YOUR GOAL:
Copy all the records below, substituting "sold-out-button" for each "soldout-button" and leaving everything else unchanged.

EXERCISE DATA:
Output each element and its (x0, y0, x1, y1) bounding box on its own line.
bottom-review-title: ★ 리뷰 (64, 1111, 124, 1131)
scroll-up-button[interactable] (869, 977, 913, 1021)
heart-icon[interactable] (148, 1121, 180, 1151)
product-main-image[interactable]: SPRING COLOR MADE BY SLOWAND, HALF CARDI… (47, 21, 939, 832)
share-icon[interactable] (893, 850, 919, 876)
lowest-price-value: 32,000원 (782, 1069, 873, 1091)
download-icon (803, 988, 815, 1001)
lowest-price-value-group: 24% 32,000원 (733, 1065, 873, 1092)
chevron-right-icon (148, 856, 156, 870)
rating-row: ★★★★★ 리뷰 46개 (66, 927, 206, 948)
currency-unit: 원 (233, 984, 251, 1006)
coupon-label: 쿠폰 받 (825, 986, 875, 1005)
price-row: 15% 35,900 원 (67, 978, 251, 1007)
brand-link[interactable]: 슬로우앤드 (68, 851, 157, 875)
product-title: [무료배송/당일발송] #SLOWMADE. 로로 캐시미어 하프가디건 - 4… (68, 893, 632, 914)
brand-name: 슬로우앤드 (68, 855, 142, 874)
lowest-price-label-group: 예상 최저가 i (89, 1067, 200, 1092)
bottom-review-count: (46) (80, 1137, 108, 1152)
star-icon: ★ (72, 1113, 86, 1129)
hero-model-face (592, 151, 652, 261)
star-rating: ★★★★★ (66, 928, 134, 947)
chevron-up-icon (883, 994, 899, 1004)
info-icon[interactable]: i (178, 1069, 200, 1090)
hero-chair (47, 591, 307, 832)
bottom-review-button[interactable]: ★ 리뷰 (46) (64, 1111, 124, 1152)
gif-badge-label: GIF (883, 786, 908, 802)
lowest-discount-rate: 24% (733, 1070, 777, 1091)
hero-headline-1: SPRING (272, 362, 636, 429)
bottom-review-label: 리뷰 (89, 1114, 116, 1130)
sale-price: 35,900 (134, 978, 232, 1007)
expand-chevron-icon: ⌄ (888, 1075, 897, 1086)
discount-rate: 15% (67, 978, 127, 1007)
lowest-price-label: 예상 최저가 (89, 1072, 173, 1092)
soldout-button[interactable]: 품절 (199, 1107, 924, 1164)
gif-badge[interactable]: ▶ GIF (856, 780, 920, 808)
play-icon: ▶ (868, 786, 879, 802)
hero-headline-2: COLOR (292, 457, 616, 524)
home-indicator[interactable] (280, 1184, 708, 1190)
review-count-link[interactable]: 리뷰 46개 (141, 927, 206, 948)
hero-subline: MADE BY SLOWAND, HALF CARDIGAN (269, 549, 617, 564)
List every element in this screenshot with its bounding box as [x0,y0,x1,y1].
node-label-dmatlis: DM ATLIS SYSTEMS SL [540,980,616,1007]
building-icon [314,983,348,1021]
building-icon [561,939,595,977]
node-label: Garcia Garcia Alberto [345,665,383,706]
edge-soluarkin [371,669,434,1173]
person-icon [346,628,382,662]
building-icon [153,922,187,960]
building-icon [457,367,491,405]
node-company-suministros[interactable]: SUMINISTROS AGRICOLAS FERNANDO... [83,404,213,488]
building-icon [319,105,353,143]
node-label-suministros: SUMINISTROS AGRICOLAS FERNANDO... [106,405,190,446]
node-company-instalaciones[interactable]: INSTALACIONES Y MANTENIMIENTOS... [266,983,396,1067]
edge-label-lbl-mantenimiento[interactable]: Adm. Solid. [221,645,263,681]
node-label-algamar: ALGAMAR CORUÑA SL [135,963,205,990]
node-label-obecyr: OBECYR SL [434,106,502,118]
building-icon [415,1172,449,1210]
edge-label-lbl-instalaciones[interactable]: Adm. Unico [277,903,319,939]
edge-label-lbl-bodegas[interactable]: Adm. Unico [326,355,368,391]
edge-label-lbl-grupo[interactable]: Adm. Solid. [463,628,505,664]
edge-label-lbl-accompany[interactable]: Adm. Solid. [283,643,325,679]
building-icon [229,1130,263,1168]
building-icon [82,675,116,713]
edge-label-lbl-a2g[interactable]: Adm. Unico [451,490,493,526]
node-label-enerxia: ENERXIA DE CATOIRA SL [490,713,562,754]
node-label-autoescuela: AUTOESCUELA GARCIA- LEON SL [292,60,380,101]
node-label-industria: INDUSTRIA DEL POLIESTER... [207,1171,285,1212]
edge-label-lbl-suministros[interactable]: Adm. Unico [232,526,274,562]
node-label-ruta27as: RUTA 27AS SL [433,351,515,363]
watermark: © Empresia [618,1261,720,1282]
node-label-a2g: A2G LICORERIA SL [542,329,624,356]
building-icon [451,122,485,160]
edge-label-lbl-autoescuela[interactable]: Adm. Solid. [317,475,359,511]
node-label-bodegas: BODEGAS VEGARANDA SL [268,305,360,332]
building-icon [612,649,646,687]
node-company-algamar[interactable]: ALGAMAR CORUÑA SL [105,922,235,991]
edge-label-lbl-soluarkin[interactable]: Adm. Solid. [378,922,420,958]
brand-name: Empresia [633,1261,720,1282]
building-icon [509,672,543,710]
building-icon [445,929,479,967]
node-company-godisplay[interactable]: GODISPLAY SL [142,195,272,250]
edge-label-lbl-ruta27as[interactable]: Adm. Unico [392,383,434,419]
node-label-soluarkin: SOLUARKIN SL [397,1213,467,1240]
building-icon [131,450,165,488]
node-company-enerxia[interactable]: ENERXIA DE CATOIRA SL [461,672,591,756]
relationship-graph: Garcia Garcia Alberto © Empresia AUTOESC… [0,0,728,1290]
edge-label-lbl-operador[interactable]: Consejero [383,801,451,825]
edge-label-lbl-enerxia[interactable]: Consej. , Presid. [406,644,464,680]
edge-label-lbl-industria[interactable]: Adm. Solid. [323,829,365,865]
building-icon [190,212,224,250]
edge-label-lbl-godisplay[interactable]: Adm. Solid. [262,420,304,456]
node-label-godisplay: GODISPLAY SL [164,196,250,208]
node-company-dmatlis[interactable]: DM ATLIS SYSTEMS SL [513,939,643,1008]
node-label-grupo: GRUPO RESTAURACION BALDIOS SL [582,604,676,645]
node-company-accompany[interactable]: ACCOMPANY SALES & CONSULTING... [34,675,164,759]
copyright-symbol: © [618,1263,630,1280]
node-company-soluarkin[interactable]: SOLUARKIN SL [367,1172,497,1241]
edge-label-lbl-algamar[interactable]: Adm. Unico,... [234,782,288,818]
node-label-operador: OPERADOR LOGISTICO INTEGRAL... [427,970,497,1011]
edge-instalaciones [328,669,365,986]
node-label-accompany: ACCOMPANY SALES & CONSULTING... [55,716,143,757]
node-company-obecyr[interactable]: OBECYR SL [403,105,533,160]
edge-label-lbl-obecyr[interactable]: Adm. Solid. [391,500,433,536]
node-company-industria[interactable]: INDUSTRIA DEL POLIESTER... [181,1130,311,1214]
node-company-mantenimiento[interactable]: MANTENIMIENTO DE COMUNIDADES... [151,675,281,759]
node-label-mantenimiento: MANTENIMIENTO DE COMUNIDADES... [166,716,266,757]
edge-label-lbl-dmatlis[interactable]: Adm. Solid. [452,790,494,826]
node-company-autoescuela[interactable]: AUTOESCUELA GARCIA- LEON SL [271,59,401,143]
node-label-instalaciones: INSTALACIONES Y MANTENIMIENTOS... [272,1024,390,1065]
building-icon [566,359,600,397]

FINAL ANSWER:
Output each element and its (x0, y0, x1, y1) bounding box on its own line.
bottom-review-title: ★ 리뷰 (64, 1111, 124, 1131)
scroll-up-button[interactable] (869, 977, 913, 1021)
heart-icon[interactable] (148, 1121, 180, 1151)
product-main-image[interactable]: SPRING COLOR MADE BY SLOWAND, HALF CARDI… (47, 21, 939, 832)
share-icon[interactable] (893, 850, 919, 876)
lowest-price-value: 32,000원 (782, 1069, 873, 1091)
download-icon (803, 988, 815, 1001)
lowest-price-value-group: 24% 32,000원 (733, 1065, 873, 1092)
chevron-right-icon (148, 856, 156, 870)
rating-row: ★★★★★ 리뷰 46개 (66, 927, 206, 948)
currency-unit: 원 (233, 984, 251, 1006)
coupon-label: 쿠폰 받 (825, 986, 875, 1005)
price-row: 15% 35,900 원 (67, 978, 251, 1007)
brand-link[interactable]: 슬로우앤드 (68, 851, 157, 875)
product-title: [무료배송/당일발송] #SLOWMADE. 로로 캐시미어 하프가디건 - 4… (68, 893, 632, 914)
brand-name: 슬로우앤드 (68, 855, 142, 874)
lowest-price-label-group: 예상 최저가 i (89, 1067, 200, 1092)
bottom-review-count: (46) (80, 1137, 108, 1152)
star-icon: ★ (72, 1113, 86, 1129)
hero-model-face (592, 151, 652, 261)
star-rating: ★★★★★ (66, 928, 134, 947)
chevron-up-icon (883, 994, 899, 1004)
info-icon[interactable]: i (178, 1069, 200, 1090)
hero-chair (47, 591, 307, 832)
bottom-review-button[interactable]: ★ 리뷰 (46) (64, 1111, 124, 1152)
gif-badge-label: GIF (883, 786, 908, 802)
lowest-discount-rate: 24% (733, 1070, 777, 1091)
hero-headline-1: SPRING (272, 362, 636, 429)
bottom-review-label: 리뷰 (89, 1114, 116, 1130)
sale-price: 35,900 (134, 978, 232, 1007)
expand-chevron-icon: ⌄ (888, 1075, 897, 1086)
discount-rate: 15% (67, 978, 127, 1007)
lowest-price-label: 예상 최저가 (89, 1072, 173, 1092)
sold-out-button[interactable]: 품절 (199, 1107, 924, 1164)
gif-badge[interactable]: ▶ GIF (856, 780, 920, 808)
play-icon: ▶ (868, 786, 879, 802)
hero-headline-2: COLOR (292, 457, 616, 524)
home-indicator[interactable] (280, 1184, 708, 1190)
review-count-link[interactable]: 리뷰 46개 (141, 927, 206, 948)
hero-subline: MADE BY SLOWAND, HALF CARDIGAN (269, 549, 617, 564)
List every element in this screenshot with its bounding box as [x0,y0,x1,y1].
node-label-dmatlis: DM ATLIS SYSTEMS SL [540,980,616,1007]
building-icon [314,983,348,1021]
building-icon [561,939,595,977]
node-label: Garcia Garcia Alberto [345,665,383,706]
edge-soluarkin [371,669,434,1173]
person-icon [346,628,382,662]
building-icon [153,922,187,960]
building-icon [457,367,491,405]
node-company-suministros[interactable]: SUMINISTROS AGRICOLAS FERNANDO... [83,404,213,488]
building-icon [319,105,353,143]
node-label-suministros: SUMINISTROS AGRICOLAS FERNANDO... [106,405,190,446]
node-company-instalaciones[interactable]: INSTALACIONES Y MANTENIMIENTOS... [266,983,396,1067]
edge-label-lbl-mantenimiento[interactable]: Adm. Solid. [221,645,263,681]
node-label-algamar: ALGAMAR CORUÑA SL [135,963,205,990]
node-label-obecyr: OBECYR SL [434,106,502,118]
building-icon [415,1172,449,1210]
edge-label-lbl-instalaciones[interactable]: Adm. Unico [277,903,319,939]
edge-label-lbl-bodegas[interactable]: Adm. Unico [326,355,368,391]
edge-label-lbl-grupo[interactable]: Adm. Solid. [463,628,505,664]
edge-label-lbl-accompany[interactable]: Adm. Solid. [283,643,325,679]
building-icon [229,1130,263,1168]
building-icon [82,675,116,713]
edge-label-lbl-a2g[interactable]: Adm. Unico [451,490,493,526]
node-label-enerxia: ENERXIA DE CATOIRA SL [490,713,562,754]
node-label-autoescuela: AUTOESCUELA GARCIA- LEON SL [292,60,380,101]
node-label-industria: INDUSTRIA DEL POLIESTER... [207,1171,285,1212]
edge-label-lbl-suministros[interactable]: Adm. Unico [232,526,274,562]
node-label-ruta27as: RUTA 27AS SL [433,351,515,363]
watermark: © Empresia [618,1261,720,1282]
node-label-a2g: A2G LICORERIA SL [542,329,624,356]
building-icon [451,122,485,160]
edge-label-lbl-autoescuela[interactable]: Adm. Solid. [317,475,359,511]
node-label-bodegas: BODEGAS VEGARANDA SL [268,305,360,332]
building-icon [612,649,646,687]
node-company-algamar[interactable]: ALGAMAR CORUÑA SL [105,922,235,991]
edge-label-lbl-soluarkin[interactable]: Adm. Solid. [378,922,420,958]
brand-name: Empresia [633,1261,720,1282]
building-icon [509,672,543,710]
building-icon [445,929,479,967]
node-company-godisplay[interactable]: GODISPLAY SL [142,195,272,250]
edge-label-lbl-ruta27as[interactable]: Adm. Unico [392,383,434,419]
node-label-soluarkin: SOLUARKIN SL [397,1213,467,1240]
building-icon [131,450,165,488]
node-company-enerxia[interactable]: ENERXIA DE CATOIRA SL [461,672,591,756]
relationship-graph: Garcia Garcia Alberto © Empresia AUTOESC… [0,0,728,1290]
edge-label-lbl-operador[interactable]: Consejero [383,801,451,825]
edge-label-lbl-enerxia[interactable]: Consej. , Presid. [406,644,464,680]
edge-label-lbl-industria[interactable]: Adm. Solid. [323,829,365,865]
building-icon [190,212,224,250]
edge-label-lbl-godisplay[interactable]: Adm. Solid. [262,420,304,456]
node-label-godisplay: GODISPLAY SL [164,196,250,208]
node-company-dmatlis[interactable]: DM ATLIS SYSTEMS SL [513,939,643,1008]
node-label-grupo: GRUPO RESTAURACION BALDIOS SL [582,604,676,645]
node-company-accompany[interactable]: ACCOMPANY SALES & CONSULTING... [34,675,164,759]
copyright-symbol: © [618,1263,630,1280]
node-company-soluarkin[interactable]: SOLUARKIN SL [367,1172,497,1241]
edge-label-lbl-algamar[interactable]: Adm. Unico,... [234,782,288,818]
node-label-operador: OPERADOR LOGISTICO INTEGRAL... [427,970,497,1011]
edge-instalaciones [328,669,365,986]
node-label-accompany: ACCOMPANY SALES & CONSULTING... [55,716,143,757]
node-company-obecyr[interactable]: OBECYR SL [403,105,533,160]
edge-label-lbl-obecyr[interactable]: Adm. Solid. [391,500,433,536]
node-company-industria[interactable]: INDUSTRIA DEL POLIESTER... [181,1130,311,1214]
node-company-mantenimiento[interactable]: MANTENIMIENTO DE COMUNIDADES... [151,675,281,759]
node-label-mantenimiento: MANTENIMIENTO DE COMUNIDADES... [166,716,266,757]
edge-label-lbl-dmatlis[interactable]: Adm. Solid. [452,790,494,826]
node-company-autoescuela[interactable]: AUTOESCUELA GARCIA- LEON SL [271,59,401,143]
node-label-instalaciones: INSTALACIONES Y MANTENIMIENTOS... [272,1024,390,1065]
building-icon [566,359,600,397]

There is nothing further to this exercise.